◆ Stated goal
Below are some records. Quote exactly the lines from the one that contains "What does this" through the last, both included, and leave out the pictures.

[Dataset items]
------------------------------------------------

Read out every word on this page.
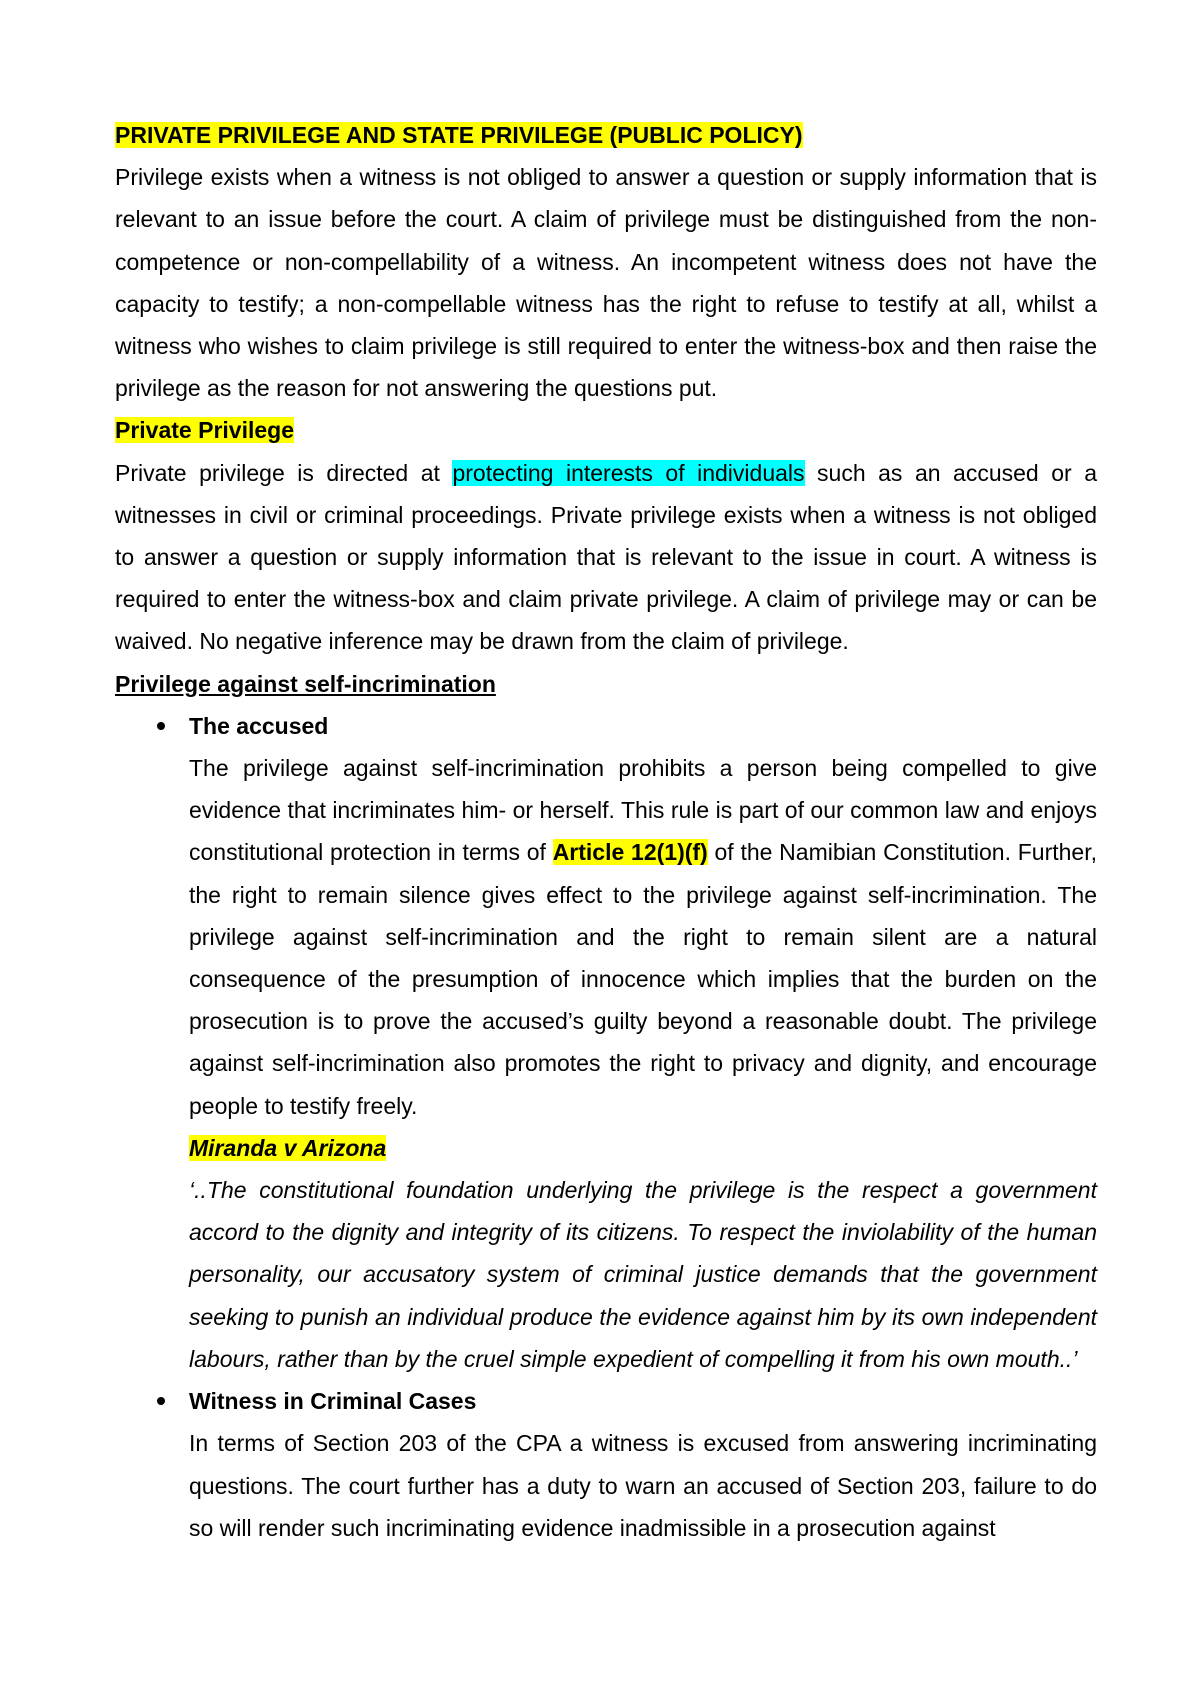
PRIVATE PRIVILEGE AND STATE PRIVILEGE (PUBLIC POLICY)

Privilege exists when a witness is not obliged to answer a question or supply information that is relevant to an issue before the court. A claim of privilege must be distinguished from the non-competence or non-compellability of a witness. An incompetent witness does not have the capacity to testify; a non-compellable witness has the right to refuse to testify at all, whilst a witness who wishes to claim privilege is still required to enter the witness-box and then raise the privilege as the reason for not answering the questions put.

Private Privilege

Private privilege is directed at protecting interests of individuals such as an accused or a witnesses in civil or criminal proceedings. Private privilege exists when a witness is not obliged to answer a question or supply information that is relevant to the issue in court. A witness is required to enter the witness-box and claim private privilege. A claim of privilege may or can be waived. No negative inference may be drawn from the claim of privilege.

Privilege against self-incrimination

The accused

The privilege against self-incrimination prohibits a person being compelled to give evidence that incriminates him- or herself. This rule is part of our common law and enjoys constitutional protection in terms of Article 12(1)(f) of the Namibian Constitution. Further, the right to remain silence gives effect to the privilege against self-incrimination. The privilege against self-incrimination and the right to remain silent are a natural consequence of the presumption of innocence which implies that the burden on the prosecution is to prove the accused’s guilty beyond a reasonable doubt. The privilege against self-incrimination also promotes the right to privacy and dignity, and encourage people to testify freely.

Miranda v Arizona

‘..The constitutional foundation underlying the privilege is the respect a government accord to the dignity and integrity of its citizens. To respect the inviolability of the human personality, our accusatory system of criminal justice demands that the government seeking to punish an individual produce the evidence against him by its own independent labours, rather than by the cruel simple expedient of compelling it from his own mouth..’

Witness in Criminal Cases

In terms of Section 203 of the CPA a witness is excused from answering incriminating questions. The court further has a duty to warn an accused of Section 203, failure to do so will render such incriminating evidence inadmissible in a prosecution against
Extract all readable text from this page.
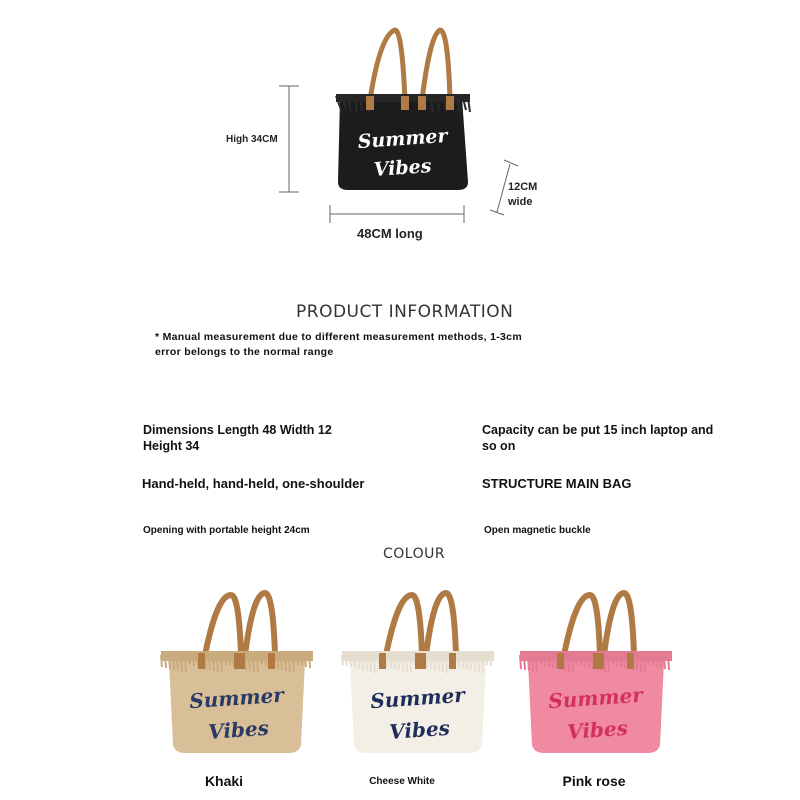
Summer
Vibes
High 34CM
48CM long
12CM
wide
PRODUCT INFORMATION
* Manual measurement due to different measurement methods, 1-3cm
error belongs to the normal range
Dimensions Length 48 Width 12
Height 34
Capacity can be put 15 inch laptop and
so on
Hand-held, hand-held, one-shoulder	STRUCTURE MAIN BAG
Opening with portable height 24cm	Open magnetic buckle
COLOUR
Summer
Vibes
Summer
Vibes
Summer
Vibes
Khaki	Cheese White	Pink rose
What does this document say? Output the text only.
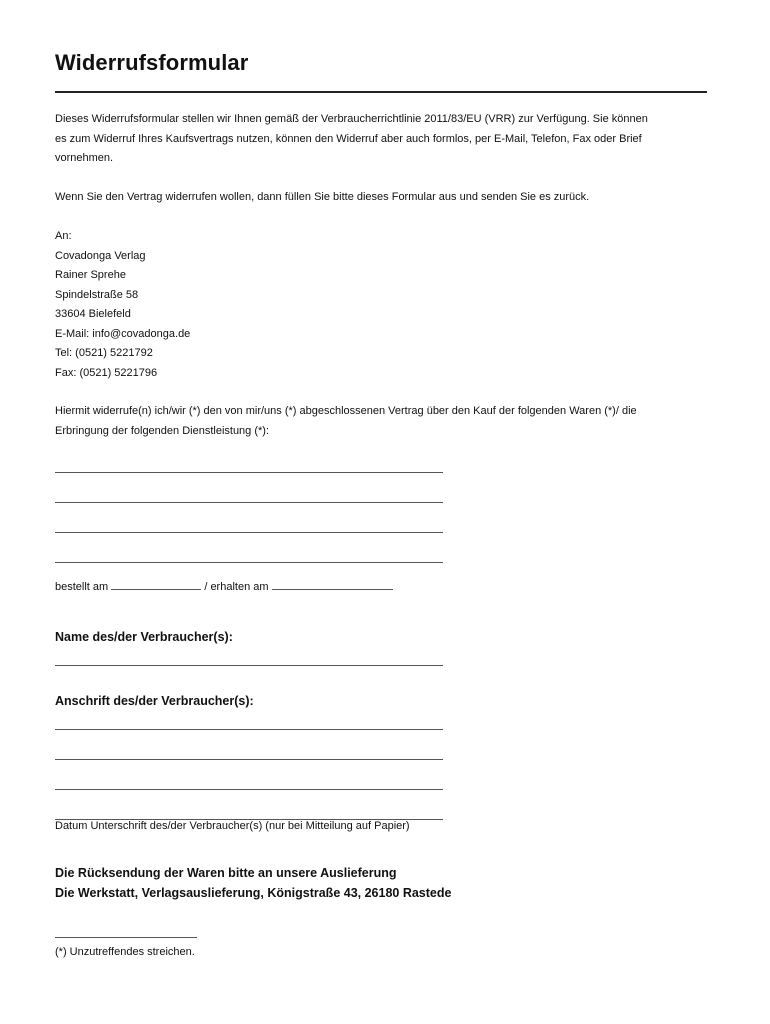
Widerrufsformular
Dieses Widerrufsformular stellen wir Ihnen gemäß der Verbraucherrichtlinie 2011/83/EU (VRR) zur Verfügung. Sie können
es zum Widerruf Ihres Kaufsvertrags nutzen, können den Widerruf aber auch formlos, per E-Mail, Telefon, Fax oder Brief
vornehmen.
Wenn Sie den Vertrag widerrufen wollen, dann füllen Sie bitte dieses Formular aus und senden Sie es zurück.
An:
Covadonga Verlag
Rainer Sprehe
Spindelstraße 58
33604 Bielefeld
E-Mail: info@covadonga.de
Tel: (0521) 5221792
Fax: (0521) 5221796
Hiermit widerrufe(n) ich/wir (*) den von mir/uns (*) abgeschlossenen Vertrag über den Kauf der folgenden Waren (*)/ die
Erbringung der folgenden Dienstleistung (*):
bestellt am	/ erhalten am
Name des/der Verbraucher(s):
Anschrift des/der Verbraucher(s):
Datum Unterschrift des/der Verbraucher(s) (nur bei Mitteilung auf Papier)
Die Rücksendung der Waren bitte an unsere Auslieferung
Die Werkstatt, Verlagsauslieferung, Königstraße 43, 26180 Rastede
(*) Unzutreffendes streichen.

------------------------------------------------

◆ Written reply
What does this document say? Output the text only.
Widerrufsformular
Dieses Widerrufsformular stellen wir Ihnen gemäß der Verbraucherrichtlinie 2011/83/EU (VRR) zur Verfügung. Sie können
es zum Widerruf Ihres Kaufsvertrags nutzen, können den Widerruf aber auch formlos, per E-Mail, Telefon, Fax oder Brief
vornehmen.
Wenn Sie den Vertrag widerrufen wollen, dann füllen Sie bitte dieses Formular aus und senden Sie es zurück.
An:
Covadonga Verlag
Rainer Sprehe
Spindelstraße 58
33604 Bielefeld
E-Mail: info@covadonga.de
Tel: (0521) 5221792
Fax: (0521) 5221796
Hiermit widerrufe(n) ich/wir (*) den von mir/uns (*) abgeschlossenen Vertrag über den Kauf der folgenden Waren (*)/ die
Erbringung der folgenden Dienstleistung (*):
bestellt am	/ erhalten am
Name des/der Verbraucher(s):
Anschrift des/der Verbraucher(s):
Datum Unterschrift des/der Verbraucher(s) (nur bei Mitteilung auf Papier)
Die Rücksendung der Waren bitte an unsere Auslieferung
Die Werkstatt, Verlagsauslieferung, Königstraße 43, 26180 Rastede
(*) Unzutreffendes streichen.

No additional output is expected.